Data extract →
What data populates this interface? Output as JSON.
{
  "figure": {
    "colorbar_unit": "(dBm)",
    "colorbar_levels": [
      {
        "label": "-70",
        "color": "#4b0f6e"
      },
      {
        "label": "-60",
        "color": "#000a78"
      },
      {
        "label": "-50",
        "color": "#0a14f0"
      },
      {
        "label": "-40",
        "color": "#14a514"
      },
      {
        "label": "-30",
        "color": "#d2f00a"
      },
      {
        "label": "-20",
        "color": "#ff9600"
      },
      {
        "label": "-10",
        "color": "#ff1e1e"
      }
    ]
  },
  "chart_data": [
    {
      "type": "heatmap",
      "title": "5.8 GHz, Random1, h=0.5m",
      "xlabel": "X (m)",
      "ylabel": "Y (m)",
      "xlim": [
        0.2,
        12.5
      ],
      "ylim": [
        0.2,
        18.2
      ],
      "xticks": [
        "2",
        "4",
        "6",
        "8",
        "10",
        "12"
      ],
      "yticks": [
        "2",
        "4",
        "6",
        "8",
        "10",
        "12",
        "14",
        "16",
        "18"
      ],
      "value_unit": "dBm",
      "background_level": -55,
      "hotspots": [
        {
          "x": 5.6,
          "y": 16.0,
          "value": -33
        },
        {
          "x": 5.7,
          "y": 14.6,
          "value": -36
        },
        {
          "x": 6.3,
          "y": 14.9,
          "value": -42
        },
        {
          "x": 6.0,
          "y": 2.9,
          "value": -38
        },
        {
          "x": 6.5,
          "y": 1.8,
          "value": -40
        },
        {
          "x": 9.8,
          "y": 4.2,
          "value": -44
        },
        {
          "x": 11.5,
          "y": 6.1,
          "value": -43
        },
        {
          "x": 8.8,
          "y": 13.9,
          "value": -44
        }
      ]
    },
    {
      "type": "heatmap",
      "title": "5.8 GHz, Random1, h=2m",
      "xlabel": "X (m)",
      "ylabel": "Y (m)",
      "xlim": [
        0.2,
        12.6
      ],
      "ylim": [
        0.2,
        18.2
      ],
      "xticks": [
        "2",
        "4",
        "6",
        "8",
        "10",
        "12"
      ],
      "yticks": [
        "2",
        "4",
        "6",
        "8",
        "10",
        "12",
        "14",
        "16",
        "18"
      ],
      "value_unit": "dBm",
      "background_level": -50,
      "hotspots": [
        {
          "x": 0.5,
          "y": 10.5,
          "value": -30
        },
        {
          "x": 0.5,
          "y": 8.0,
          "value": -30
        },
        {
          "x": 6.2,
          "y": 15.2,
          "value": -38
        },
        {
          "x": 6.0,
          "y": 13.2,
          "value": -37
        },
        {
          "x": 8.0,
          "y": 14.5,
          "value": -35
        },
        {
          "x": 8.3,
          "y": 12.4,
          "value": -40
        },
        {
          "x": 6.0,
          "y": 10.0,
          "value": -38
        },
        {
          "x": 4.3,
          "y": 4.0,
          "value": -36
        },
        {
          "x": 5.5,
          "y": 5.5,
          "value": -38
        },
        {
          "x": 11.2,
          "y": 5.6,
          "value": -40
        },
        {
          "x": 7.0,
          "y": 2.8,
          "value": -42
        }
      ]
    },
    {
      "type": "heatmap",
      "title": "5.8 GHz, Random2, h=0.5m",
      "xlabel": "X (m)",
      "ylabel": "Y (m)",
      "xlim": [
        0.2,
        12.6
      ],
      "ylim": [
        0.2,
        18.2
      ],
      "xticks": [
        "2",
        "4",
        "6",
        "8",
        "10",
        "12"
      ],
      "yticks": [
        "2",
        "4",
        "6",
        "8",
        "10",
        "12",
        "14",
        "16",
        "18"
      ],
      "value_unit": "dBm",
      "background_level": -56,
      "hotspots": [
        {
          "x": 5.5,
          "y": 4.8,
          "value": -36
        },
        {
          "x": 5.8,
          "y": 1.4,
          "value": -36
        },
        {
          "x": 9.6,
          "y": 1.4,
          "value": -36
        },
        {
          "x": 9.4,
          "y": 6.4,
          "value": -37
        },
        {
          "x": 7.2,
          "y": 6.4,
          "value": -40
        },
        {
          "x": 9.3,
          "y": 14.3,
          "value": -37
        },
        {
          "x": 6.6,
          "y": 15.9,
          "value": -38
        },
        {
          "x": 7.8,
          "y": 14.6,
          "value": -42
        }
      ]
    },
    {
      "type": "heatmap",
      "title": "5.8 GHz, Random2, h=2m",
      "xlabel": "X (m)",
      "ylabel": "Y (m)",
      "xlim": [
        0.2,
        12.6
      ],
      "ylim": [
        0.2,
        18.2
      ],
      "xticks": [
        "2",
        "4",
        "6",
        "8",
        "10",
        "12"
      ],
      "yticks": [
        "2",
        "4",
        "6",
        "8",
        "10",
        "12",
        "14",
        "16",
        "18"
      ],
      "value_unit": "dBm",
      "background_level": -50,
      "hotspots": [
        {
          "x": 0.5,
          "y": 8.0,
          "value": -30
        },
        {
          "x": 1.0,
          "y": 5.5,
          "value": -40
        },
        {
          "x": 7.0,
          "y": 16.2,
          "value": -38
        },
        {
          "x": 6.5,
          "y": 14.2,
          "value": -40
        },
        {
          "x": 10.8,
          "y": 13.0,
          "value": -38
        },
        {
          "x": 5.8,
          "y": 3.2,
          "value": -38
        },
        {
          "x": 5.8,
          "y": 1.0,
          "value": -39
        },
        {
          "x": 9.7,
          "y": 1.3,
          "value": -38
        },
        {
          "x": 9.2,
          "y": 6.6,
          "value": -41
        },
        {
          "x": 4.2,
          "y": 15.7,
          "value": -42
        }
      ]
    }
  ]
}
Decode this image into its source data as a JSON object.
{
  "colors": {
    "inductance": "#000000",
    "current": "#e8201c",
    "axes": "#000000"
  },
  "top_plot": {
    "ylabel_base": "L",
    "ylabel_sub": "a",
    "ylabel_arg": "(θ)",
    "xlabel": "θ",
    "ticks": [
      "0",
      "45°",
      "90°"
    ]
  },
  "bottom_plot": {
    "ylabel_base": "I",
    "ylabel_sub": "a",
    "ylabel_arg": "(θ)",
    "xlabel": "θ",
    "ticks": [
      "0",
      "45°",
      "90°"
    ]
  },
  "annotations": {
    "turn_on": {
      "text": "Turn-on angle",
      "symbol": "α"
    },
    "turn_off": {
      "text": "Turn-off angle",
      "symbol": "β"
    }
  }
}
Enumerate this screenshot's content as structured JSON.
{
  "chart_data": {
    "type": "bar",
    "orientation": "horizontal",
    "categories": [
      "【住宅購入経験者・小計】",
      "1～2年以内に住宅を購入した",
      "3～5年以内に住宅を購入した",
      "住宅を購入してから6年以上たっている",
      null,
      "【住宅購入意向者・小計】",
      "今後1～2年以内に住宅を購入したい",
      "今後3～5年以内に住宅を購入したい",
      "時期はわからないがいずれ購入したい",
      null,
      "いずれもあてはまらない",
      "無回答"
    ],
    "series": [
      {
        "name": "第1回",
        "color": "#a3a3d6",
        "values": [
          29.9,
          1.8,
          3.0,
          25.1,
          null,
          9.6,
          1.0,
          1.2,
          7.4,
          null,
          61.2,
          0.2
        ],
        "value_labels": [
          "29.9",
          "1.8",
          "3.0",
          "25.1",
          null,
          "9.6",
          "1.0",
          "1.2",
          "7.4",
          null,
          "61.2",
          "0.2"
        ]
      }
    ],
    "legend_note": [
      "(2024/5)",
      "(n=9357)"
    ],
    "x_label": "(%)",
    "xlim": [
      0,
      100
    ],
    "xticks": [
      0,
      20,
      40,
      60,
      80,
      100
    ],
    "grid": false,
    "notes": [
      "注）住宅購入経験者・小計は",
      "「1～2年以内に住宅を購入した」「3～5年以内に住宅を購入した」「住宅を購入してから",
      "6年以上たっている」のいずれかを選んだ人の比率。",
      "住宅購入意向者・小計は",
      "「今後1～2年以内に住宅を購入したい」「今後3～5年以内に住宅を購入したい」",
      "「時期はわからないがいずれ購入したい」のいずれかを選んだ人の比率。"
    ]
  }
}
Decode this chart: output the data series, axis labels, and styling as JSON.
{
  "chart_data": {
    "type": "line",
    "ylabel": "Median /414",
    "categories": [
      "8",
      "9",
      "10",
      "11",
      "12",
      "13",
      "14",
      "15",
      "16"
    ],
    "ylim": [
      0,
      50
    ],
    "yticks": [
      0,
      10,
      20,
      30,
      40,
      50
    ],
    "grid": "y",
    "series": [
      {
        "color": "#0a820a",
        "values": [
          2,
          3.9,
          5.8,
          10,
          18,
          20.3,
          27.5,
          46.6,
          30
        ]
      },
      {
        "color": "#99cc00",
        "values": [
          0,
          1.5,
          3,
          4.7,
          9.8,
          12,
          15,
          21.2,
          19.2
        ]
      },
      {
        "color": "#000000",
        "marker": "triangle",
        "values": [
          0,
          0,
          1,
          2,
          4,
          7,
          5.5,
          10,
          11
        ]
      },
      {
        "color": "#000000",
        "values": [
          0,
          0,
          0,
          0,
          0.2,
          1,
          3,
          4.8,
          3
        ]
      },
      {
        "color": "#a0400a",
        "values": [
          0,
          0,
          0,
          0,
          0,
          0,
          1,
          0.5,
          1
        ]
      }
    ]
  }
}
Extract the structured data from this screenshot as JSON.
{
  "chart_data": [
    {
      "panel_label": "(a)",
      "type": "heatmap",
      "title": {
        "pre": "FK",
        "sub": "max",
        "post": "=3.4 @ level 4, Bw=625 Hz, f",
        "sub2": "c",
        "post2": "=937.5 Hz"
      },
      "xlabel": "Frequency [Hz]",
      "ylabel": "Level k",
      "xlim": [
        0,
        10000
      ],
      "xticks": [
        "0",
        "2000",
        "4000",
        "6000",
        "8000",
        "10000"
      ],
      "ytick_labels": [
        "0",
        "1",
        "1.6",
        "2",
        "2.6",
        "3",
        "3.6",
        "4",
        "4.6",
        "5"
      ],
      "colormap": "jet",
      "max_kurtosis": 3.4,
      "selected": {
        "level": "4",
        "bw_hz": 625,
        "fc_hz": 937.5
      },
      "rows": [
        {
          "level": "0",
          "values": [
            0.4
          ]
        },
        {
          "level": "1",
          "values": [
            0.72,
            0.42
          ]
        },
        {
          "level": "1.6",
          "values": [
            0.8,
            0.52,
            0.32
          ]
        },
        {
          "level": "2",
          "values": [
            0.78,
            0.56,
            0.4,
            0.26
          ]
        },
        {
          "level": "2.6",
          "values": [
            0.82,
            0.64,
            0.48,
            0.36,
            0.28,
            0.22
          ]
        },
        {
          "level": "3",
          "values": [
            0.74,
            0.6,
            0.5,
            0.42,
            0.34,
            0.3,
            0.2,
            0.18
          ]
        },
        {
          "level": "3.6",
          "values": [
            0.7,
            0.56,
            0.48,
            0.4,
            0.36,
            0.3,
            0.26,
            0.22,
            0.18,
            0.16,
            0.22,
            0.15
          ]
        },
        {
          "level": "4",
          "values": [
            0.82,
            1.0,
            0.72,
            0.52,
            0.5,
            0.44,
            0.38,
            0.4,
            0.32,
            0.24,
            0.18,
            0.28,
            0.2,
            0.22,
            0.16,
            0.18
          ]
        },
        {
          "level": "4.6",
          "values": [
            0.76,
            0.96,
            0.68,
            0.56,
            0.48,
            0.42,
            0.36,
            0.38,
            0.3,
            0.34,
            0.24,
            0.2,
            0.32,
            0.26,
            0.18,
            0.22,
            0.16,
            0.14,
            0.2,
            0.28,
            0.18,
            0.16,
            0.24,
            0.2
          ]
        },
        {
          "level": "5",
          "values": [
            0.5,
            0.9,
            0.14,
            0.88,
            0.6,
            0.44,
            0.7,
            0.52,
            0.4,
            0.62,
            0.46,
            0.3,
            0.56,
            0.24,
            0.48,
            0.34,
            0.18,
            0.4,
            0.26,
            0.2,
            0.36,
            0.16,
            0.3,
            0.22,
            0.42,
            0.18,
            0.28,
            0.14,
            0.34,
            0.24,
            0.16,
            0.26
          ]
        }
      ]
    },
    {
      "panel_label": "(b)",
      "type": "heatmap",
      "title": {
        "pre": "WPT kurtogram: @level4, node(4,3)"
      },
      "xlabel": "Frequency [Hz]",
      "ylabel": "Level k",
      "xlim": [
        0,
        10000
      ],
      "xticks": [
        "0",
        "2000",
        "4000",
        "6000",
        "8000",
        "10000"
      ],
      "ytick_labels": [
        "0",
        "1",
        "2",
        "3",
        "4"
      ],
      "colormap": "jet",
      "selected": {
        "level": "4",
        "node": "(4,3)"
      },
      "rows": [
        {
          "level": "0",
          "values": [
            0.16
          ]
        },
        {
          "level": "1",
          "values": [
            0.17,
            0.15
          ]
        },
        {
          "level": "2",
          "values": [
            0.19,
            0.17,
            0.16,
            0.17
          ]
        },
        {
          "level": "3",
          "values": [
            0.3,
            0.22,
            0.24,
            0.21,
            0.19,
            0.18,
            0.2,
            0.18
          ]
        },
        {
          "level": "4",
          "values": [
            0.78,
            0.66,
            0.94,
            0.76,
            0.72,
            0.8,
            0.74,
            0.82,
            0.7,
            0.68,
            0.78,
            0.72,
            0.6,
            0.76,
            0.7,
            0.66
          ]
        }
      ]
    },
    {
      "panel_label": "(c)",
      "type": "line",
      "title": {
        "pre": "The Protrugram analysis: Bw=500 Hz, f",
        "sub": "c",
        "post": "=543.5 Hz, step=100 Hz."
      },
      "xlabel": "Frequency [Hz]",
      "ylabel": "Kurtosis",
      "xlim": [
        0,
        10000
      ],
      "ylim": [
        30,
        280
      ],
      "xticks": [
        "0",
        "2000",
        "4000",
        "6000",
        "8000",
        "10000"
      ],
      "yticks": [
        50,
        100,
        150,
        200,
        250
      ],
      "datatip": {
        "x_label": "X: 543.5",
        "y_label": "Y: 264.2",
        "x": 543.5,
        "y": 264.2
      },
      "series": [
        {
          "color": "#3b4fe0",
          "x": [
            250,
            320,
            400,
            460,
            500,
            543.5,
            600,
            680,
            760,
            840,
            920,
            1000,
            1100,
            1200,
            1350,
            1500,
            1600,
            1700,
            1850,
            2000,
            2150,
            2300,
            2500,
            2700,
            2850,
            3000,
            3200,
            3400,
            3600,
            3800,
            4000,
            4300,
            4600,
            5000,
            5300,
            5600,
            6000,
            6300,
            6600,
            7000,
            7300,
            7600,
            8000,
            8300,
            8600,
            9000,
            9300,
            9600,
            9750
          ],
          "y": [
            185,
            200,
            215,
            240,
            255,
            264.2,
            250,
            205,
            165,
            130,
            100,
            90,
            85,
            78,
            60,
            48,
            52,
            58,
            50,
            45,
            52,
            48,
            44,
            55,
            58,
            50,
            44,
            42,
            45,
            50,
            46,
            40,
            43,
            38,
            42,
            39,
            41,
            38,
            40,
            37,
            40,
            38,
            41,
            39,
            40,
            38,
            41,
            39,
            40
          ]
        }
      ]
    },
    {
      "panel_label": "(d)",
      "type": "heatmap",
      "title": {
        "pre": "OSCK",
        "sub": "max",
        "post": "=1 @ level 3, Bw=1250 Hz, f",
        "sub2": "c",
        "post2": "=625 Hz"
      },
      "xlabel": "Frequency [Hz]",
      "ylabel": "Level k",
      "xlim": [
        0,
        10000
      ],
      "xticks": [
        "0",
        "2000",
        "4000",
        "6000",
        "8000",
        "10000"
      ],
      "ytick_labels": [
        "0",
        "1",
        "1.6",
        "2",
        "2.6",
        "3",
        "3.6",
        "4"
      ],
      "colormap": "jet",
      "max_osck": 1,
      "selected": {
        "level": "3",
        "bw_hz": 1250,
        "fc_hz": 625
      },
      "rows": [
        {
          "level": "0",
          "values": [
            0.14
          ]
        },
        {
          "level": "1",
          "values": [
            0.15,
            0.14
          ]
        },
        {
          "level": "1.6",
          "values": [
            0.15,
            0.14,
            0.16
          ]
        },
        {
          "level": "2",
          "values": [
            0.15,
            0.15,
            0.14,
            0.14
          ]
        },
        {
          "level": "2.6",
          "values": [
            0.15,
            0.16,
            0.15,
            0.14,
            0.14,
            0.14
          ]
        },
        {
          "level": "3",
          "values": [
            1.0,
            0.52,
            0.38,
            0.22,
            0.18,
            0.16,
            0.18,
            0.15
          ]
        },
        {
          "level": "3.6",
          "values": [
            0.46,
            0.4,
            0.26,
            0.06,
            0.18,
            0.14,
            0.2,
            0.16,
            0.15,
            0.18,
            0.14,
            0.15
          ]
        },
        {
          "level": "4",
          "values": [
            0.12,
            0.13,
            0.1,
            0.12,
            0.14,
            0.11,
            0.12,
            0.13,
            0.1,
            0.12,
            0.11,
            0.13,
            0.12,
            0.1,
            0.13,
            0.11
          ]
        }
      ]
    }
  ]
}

Exercise instructions → Check each line of these records for the string "時期はわからないがいずれ購入したい" and state only how many lines have it.

Result for this exercise → 2